== Material shown

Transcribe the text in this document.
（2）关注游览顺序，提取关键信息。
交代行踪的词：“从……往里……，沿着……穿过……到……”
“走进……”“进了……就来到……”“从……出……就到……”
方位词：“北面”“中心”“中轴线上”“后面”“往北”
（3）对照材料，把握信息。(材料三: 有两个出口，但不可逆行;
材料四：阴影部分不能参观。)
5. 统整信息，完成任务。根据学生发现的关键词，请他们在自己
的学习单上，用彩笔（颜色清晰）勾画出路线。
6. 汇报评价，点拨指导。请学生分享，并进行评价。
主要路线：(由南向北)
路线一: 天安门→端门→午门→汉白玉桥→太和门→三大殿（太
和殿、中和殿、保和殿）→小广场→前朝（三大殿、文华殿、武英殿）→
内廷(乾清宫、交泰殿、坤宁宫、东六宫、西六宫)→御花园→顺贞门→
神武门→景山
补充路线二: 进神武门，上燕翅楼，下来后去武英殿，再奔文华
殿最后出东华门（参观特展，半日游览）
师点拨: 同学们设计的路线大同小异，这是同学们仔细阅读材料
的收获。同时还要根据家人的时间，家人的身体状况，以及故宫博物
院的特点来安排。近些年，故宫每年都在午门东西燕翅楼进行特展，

====
== Material shown

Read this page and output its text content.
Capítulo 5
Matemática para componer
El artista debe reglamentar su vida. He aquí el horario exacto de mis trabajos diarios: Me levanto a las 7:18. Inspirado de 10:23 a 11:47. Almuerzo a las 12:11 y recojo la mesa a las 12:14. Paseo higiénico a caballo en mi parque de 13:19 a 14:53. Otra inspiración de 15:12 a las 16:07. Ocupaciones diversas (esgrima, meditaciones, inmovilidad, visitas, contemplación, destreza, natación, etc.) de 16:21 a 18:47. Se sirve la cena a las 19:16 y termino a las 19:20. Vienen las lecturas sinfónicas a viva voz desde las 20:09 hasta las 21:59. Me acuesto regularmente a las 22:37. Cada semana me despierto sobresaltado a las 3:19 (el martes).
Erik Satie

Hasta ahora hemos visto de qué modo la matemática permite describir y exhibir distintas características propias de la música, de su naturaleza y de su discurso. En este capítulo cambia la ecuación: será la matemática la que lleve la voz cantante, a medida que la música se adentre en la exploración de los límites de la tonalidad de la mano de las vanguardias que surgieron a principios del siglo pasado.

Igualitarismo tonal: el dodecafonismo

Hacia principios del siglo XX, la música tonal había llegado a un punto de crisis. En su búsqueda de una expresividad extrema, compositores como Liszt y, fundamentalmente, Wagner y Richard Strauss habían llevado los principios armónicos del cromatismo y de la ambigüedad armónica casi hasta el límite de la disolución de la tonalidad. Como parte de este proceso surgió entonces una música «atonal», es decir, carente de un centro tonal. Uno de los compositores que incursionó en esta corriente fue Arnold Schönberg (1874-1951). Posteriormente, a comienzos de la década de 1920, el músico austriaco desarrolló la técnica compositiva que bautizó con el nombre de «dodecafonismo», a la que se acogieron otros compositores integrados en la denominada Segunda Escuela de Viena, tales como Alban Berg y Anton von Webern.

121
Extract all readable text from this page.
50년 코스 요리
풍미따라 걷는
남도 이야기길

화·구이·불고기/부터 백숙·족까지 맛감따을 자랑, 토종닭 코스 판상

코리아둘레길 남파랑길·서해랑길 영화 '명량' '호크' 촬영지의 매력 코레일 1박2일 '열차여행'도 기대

====

* _Instruction_: Out of the preceding entries, pull every line containing the string "this".

* _Exercise solution_:
Transcribe the text in this document.
Read this page and output its text content.
Extract all readable text from this page.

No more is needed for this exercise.